··· Provided data ···
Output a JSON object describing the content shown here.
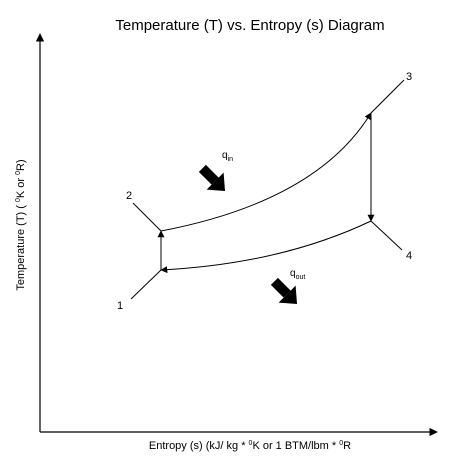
{
  "diagram": {
    "title": "Temperature (T) vs. Entropy (s) Diagram",
    "x_axis": {
      "part1": "Entropy (s) (kJ/ kg * ",
      "sup1": "0",
      "part2": "K or 1 BTM/lbm * ",
      "sup2": "0",
      "part3": "R"
    },
    "y_axis": {
      "part1": "Temperature (T) ( ",
      "sup1": "0",
      "part2": "K or ",
      "sup2": "0",
      "part3": "R)"
    },
    "points": {
      "p1": "1",
      "p2": "2",
      "p3": "3",
      "p4": "4"
    },
    "heat_in": {
      "base": "q",
      "sub": "in"
    },
    "heat_out": {
      "base": "q",
      "sub": "out"
    },
    "colors": {
      "stroke": "#000000",
      "background": "#ffffff"
    }
  }
}
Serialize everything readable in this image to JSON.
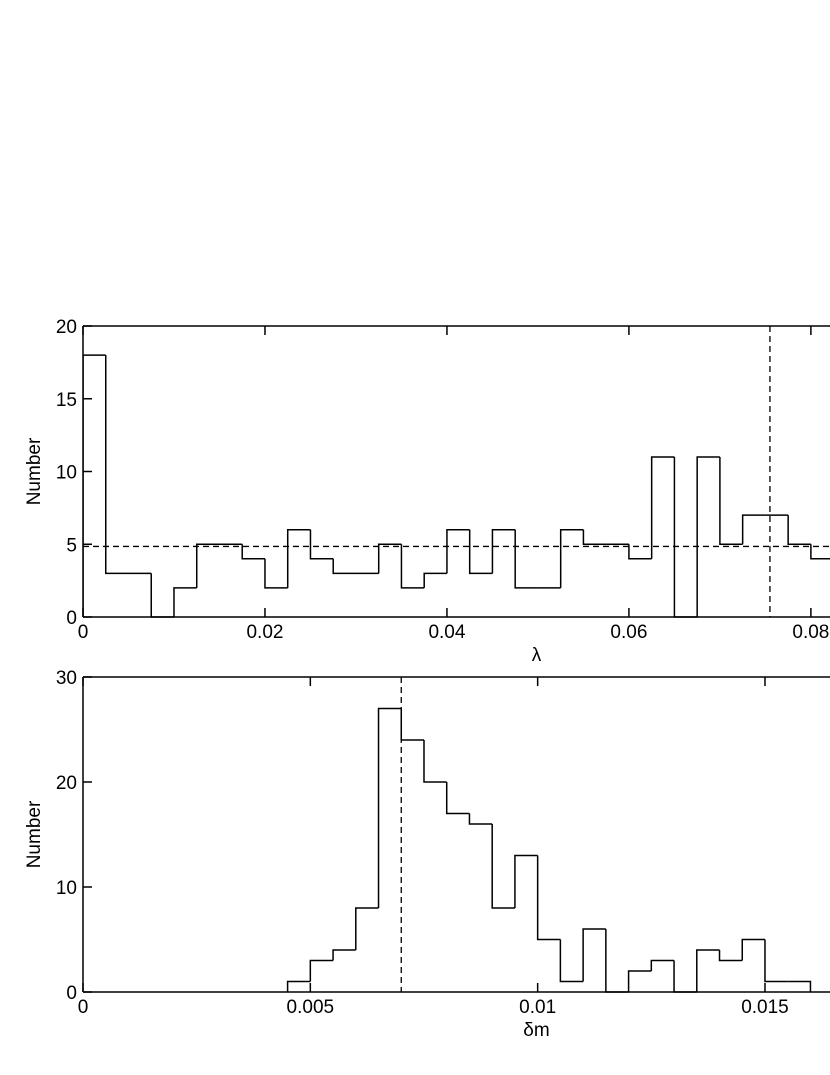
{
  "chart_data": [
    {
      "type": "histogram",
      "x_label": "λ",
      "y_label": "Number",
      "bins": [
        0,
        0.0025,
        0.005,
        0.0075,
        0.01,
        0.0125,
        0.015,
        0.0175,
        0.02,
        0.0225,
        0.025,
        0.0275,
        0.03,
        0.0325,
        0.035,
        0.0375,
        0.04,
        0.0425,
        0.045,
        0.0475,
        0.05,
        0.0525,
        0.055,
        0.0575,
        0.06,
        0.0625,
        0.065,
        0.0675,
        0.07,
        0.0725,
        0.075,
        0.0775,
        0.08,
        0.0825
      ],
      "values": [
        18,
        3,
        3,
        0,
        2,
        5,
        5,
        4,
        2,
        6,
        4,
        3,
        3,
        5,
        2,
        3,
        6,
        3,
        6,
        2,
        2,
        6,
        5,
        5,
        4,
        11,
        0,
        11,
        5,
        7,
        7,
        5,
        4
      ],
      "color": "#000000",
      "xlim": [
        0,
        0.0821
      ],
      "xticks": [
        0,
        0.02,
        0.04,
        0.06,
        0.08
      ],
      "ylim": [
        0,
        20
      ],
      "yticks": [
        0,
        5,
        10,
        15,
        20
      ],
      "hlines": [
        4.85
      ],
      "vlines": [
        0.0755
      ]
    },
    {
      "type": "histogram",
      "x_label": "δm",
      "y_label": "Number",
      "bins": [
        0.0045,
        0.005,
        0.0055,
        0.006,
        0.0065,
        0.007,
        0.0075,
        0.008,
        0.0085,
        0.009,
        0.0095,
        0.01,
        0.0105,
        0.011,
        0.0115,
        0.012,
        0.0125,
        0.013,
        0.0135,
        0.014,
        0.0145,
        0.015,
        0.0155,
        0.016
      ],
      "values": [
        1,
        3,
        4,
        8,
        27,
        24,
        20,
        17,
        16,
        8,
        13,
        5,
        1,
        6,
        0,
        2,
        3,
        0,
        4,
        3,
        5,
        1,
        1
      ],
      "color": "#000000",
      "xlim": [
        0,
        0.01643
      ],
      "xticks": [
        0,
        0.005,
        0.01,
        0.015
      ],
      "ylim": [
        0,
        30
      ],
      "yticks": [
        0,
        10,
        20,
        30
      ],
      "vlines": [
        0.007
      ]
    }
  ]
}
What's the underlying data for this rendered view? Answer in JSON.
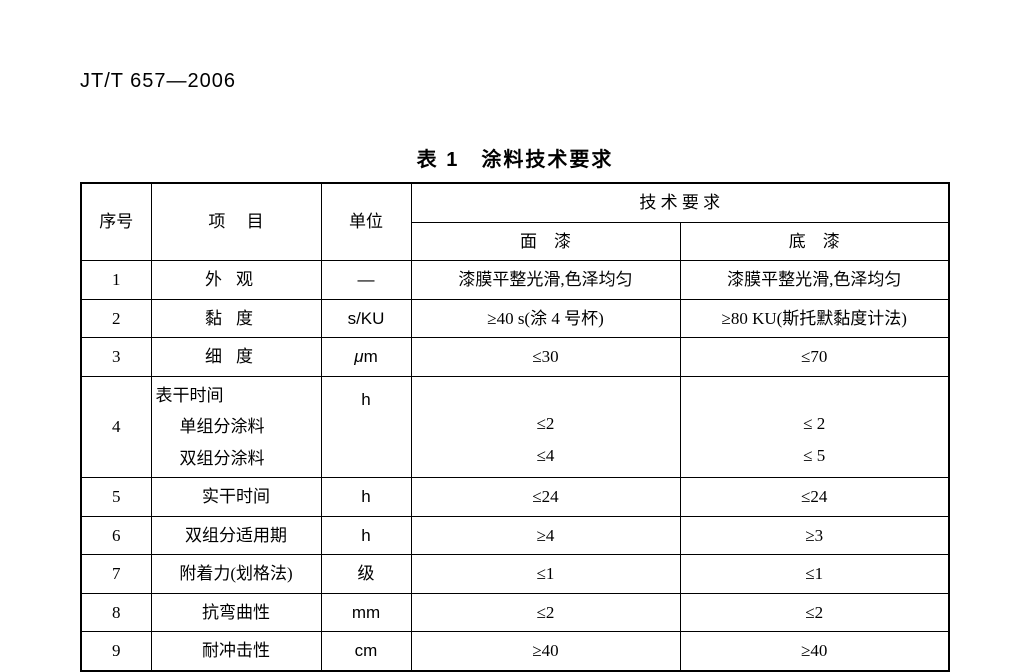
{
  "doc_id": "JT/T 657—2006",
  "caption_number": "表 1",
  "caption_title": "涂料技术要求",
  "header": {
    "seq": "序号",
    "item_a": "项",
    "item_b": "目",
    "unit": "单位",
    "req_group": "技 术 要 求",
    "req_top": "面　漆",
    "req_base": "底　漆"
  },
  "rows": [
    {
      "seq": "1",
      "item": "外观",
      "item_spaced": true,
      "unit": "—",
      "top": "漆膜平整光滑,色泽均匀",
      "base": "漆膜平整光滑,色泽均匀"
    },
    {
      "seq": "2",
      "item": "黏度",
      "item_spaced": true,
      "unit": "s/KU",
      "top": "≥40 s(涂 4 号杯)",
      "base": "≥80 KU(斯托默黏度计法)"
    },
    {
      "seq": "3",
      "item": "细度",
      "item_spaced": true,
      "unit": "μm",
      "unit_italic": true,
      "top": "≤30",
      "base": "≤70"
    },
    {
      "seq": "4",
      "multi": true,
      "item_main": "表干时间",
      "item_sub1": "单组分涂料",
      "item_sub2": "双组分涂料",
      "unit": "h",
      "unit_top_align": true,
      "top1": "≤2",
      "top2": "≤4",
      "base1": "≤ 2",
      "base2": "≤ 5"
    },
    {
      "seq": "5",
      "item": "实干时间",
      "unit": "h",
      "top": "≤24",
      "base": "≤24"
    },
    {
      "seq": "6",
      "item": "双组分适用期",
      "unit": "h",
      "top": "≥4",
      "base": "≥3"
    },
    {
      "seq": "7",
      "item": "附着力(划格法)",
      "unit": "级",
      "top": "≤1",
      "base": "≤1"
    },
    {
      "seq": "8",
      "item": "抗弯曲性",
      "unit": "mm",
      "top": "≤2",
      "base": "≤2"
    },
    {
      "seq": "9",
      "item": "耐冲击性",
      "unit": "cm",
      "top": "≥40",
      "base": "≥40"
    }
  ]
}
···
• [Exercise details]: Collect every line with the string "Temperature" from the records, and copy each.

• [Solution for this problem]:
    "title": "Temperature (T) vs. Entropy (s) Diagram",
      "part1": "Temperature (T) ( ",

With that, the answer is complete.